## Exercise brief
Repeat each record below exactly as given.

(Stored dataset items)
-- Start --

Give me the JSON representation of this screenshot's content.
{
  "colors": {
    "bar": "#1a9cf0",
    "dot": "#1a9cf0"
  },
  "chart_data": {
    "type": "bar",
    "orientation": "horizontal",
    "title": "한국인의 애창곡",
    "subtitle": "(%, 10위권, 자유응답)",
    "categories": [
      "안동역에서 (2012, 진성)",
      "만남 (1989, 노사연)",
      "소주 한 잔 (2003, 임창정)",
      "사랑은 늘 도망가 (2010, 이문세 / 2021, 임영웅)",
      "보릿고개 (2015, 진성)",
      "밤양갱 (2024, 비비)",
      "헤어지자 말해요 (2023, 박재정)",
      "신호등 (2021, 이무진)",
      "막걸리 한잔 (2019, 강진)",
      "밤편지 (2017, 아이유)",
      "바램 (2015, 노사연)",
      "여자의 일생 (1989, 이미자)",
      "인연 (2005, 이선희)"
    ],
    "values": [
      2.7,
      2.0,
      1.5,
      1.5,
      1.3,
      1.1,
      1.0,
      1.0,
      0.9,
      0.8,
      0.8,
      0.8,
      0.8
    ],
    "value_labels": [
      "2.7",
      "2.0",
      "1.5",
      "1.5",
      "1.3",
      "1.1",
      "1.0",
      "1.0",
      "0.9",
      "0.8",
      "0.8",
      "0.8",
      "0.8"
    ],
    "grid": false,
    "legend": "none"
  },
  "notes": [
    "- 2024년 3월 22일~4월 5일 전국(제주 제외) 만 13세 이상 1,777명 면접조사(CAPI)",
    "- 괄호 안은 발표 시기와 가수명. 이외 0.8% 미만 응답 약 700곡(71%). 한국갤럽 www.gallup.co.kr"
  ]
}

-- End --

## Output of the exercise
Give me the JSON representation of this screenshot's content.
{
  "colors": {
    "bar": "#1a9cf0",
    "dot": "#1a9cf0"
  },
  "chart_data": {
    "type": "bar",
    "orientation": "horizontal",
    "title": "한국인의 애창곡",
    "subtitle": "(%, 10위권, 자유응답)",
    "categories": [
      "안동역에서 (2012, 진성)",
      "만남 (1989, 노사연)",
      "소주 한 잔 (2003, 임창정)",
      "사랑은 늘 도망가 (2010, 이문세 / 2021, 임영웅)",
      "보릿고개 (2015, 진성)",
      "밤양갱 (2024, 비비)",
      "헤어지자 말해요 (2023, 박재정)",
      "신호등 (2021, 이무진)",
      "막걸리 한잔 (2019, 강진)",
      "밤편지 (2017, 아이유)",
      "바램 (2015, 노사연)",
      "여자의 일생 (1989, 이미자)",
      "인연 (2005, 이선희)"
    ],
    "values": [
      2.7,
      2.0,
      1.5,
      1.5,
      1.3,
      1.1,
      1.0,
      1.0,
      0.9,
      0.8,
      0.8,
      0.8,
      0.8
    ],
    "value_labels": [
      "2.7",
      "2.0",
      "1.5",
      "1.5",
      "1.3",
      "1.1",
      "1.0",
      "1.0",
      "0.9",
      "0.8",
      "0.8",
      "0.8",
      "0.8"
    ],
    "grid": false,
    "legend": "none"
  },
  "notes": [
    "- 2024년 3월 22일~4월 5일 전국(제주 제외) 만 13세 이상 1,777명 면접조사(CAPI)",
    "- 괄호 안은 발표 시기와 가수명. 이외 0.8% 미만 응답 약 700곡(71%). 한국갤럽 www.gallup.co.kr"
  ]
}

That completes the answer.